STATED PROBLEM: Reproduce the material below in full, changing "screenshot" to "image" and leaving everything else intact.

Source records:
============

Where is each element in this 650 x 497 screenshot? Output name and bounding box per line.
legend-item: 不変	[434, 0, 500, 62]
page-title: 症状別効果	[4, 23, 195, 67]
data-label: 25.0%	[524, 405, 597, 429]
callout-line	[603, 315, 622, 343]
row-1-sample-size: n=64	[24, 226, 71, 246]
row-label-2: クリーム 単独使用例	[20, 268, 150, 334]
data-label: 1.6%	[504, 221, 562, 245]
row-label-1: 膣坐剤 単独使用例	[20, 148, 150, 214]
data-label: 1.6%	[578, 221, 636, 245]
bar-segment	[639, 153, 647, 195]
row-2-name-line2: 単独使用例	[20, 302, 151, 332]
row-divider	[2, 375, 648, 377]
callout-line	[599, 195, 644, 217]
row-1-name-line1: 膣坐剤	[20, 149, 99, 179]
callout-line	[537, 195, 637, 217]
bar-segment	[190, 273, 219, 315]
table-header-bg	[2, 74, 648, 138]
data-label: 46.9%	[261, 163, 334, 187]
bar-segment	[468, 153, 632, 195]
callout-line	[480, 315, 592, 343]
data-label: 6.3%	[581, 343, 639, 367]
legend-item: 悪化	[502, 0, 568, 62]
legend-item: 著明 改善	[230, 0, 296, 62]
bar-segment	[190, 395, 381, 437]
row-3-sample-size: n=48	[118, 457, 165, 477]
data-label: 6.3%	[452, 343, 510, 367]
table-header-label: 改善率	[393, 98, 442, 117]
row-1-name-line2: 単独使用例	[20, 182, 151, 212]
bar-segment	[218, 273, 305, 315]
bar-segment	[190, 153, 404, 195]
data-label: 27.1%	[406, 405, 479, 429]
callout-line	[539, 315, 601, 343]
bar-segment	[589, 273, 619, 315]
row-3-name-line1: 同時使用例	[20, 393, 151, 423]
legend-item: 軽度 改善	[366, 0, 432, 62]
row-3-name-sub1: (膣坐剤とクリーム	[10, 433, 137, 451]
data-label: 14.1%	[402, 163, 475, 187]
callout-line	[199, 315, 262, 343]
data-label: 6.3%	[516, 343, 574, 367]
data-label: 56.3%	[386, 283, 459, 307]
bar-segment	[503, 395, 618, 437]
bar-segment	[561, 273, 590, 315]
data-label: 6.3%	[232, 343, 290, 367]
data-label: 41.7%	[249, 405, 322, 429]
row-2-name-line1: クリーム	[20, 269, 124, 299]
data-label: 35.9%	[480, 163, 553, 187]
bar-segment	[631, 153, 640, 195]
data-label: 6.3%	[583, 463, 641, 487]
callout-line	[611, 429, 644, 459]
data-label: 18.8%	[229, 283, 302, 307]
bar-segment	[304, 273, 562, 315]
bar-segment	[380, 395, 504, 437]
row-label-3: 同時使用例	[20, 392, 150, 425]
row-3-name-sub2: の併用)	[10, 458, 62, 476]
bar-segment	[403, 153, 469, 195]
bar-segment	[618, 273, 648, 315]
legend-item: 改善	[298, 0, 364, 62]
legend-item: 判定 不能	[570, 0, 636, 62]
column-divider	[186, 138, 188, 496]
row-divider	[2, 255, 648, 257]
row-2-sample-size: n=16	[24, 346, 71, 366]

============

SOLUTION BELOW:
Where is each element in this 650 x 497 image? Output name and bounding box per line.
legend-item: 不変	[434, 0, 500, 62]
page-title: 症状別効果	[4, 23, 195, 67]
data-label: 25.0%	[524, 405, 597, 429]
callout-line	[603, 315, 622, 343]
row-1-sample-size: n=64	[24, 226, 71, 246]
row-label-2: クリーム 単独使用例	[20, 268, 150, 334]
data-label: 1.6%	[504, 221, 562, 245]
row-label-1: 膣坐剤 単独使用例	[20, 148, 150, 214]
data-label: 1.6%	[578, 221, 636, 245]
bar-segment	[639, 153, 647, 195]
row-2-name-line2: 単独使用例	[20, 302, 151, 332]
row-divider	[2, 375, 648, 377]
callout-line	[599, 195, 644, 217]
row-1-name-line1: 膣坐剤	[20, 149, 99, 179]
callout-line	[537, 195, 637, 217]
bar-segment	[190, 273, 219, 315]
table-header-bg	[2, 74, 648, 138]
data-label: 46.9%	[261, 163, 334, 187]
bar-segment	[468, 153, 632, 195]
callout-line	[480, 315, 592, 343]
data-label: 6.3%	[581, 343, 639, 367]
legend-item: 悪化	[502, 0, 568, 62]
legend-item: 著明 改善	[230, 0, 296, 62]
bar-segment	[190, 395, 381, 437]
row-3-sample-size: n=48	[118, 457, 165, 477]
data-label: 6.3%	[452, 343, 510, 367]
table-header-label: 改善率	[393, 98, 442, 117]
row-1-name-line2: 単独使用例	[20, 182, 151, 212]
bar-segment	[218, 273, 305, 315]
bar-segment	[190, 153, 404, 195]
data-label: 27.1%	[406, 405, 479, 429]
callout-line	[539, 315, 601, 343]
bar-segment	[589, 273, 619, 315]
row-3-name-line1: 同時使用例	[20, 393, 151, 423]
legend-item: 軽度 改善	[366, 0, 432, 62]
row-3-name-sub1: (膣坐剤とクリーム	[10, 433, 137, 451]
data-label: 14.1%	[402, 163, 475, 187]
callout-line	[199, 315, 262, 343]
data-label: 6.3%	[516, 343, 574, 367]
data-label: 56.3%	[386, 283, 459, 307]
bar-segment	[503, 395, 618, 437]
bar-segment	[561, 273, 590, 315]
data-label: 6.3%	[232, 343, 290, 367]
data-label: 41.7%	[249, 405, 322, 429]
row-2-name-line1: クリーム	[20, 269, 124, 299]
data-label: 35.9%	[480, 163, 553, 187]
bar-segment	[631, 153, 640, 195]
data-label: 6.3%	[583, 463, 641, 487]
callout-line	[611, 429, 644, 459]
data-label: 18.8%	[229, 283, 302, 307]
bar-segment	[304, 273, 562, 315]
bar-segment	[380, 395, 504, 437]
row-label-3: 同時使用例	[20, 392, 150, 425]
row-3-name-sub2: の併用)	[10, 458, 62, 476]
bar-segment	[403, 153, 469, 195]
bar-segment	[618, 273, 648, 315]
legend-item: 改善	[298, 0, 364, 62]
legend-item: 判定 不能	[570, 0, 636, 62]
column-divider	[186, 138, 188, 496]
row-divider	[2, 255, 648, 257]
row-2-sample-size: n=16	[24, 346, 71, 366]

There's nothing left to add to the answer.